[Begin DATASET ENTRIES]

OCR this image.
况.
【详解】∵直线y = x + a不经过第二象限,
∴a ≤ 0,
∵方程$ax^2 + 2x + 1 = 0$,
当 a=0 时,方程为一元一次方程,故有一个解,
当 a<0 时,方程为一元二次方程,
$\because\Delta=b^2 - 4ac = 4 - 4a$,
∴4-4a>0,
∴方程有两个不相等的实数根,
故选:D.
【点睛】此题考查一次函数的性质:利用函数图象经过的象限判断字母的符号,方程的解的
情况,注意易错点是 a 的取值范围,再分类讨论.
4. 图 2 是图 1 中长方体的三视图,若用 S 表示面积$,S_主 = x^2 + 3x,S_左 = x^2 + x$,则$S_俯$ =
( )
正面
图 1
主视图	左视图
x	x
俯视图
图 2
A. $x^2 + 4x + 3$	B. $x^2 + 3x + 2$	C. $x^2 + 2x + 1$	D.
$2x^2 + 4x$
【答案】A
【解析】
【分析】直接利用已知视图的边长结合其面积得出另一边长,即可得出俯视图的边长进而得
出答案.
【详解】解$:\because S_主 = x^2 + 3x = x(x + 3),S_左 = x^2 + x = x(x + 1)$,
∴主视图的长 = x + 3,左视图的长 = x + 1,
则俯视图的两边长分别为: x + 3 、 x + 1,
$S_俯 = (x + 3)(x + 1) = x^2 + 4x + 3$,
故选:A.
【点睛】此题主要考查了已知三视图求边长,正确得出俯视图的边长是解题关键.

[End DATASET ENTRIES]

* WHAT NEEDS TO BE DONE: Every line of the material must be returned exactly as it appears.

* SOLUTION TO THE EXERCISE:
OCR this image.
况.
【详解】∵直线y = x + a不经过第二象限,
∴a ≤ 0,
∵方程$ax^2 + 2x + 1 = 0$,
当 a=0 时,方程为一元一次方程,故有一个解,
当 a<0 时,方程为一元二次方程,
$\because\Delta=b^2 - 4ac = 4 - 4a$,
∴4-4a>0,
∴方程有两个不相等的实数根,
故选:D.
【点睛】此题考查一次函数的性质:利用函数图象经过的象限判断字母的符号,方程的解的
情况,注意易错点是 a 的取值范围,再分类讨论.
4. 图 2 是图 1 中长方体的三视图,若用 S 表示面积$,S_主 = x^2 + 3x,S_左 = x^2 + x$,则$S_俯$ =
( )
正面
图 1
主视图	左视图
x	x
俯视图
图 2
A. $x^2 + 4x + 3$	B. $x^2 + 3x + 2$	C. $x^2 + 2x + 1$	D.
$2x^2 + 4x$
【答案】A
【解析】
【分析】直接利用已知视图的边长结合其面积得出另一边长,即可得出俯视图的边长进而得
出答案.
【详解】解$:\because S_主 = x^2 + 3x = x(x + 3),S_左 = x^2 + x = x(x + 1)$,
∴主视图的长 = x + 3,左视图的长 = x + 1,
则俯视图的两边长分别为: x + 3 、 x + 1,
$S_俯 = (x + 3)(x + 1) = x^2 + 4x + 3$,
故选:A.
【点睛】此题主要考查了已知三视图求边长,正确得出俯视图的边长是解题关键.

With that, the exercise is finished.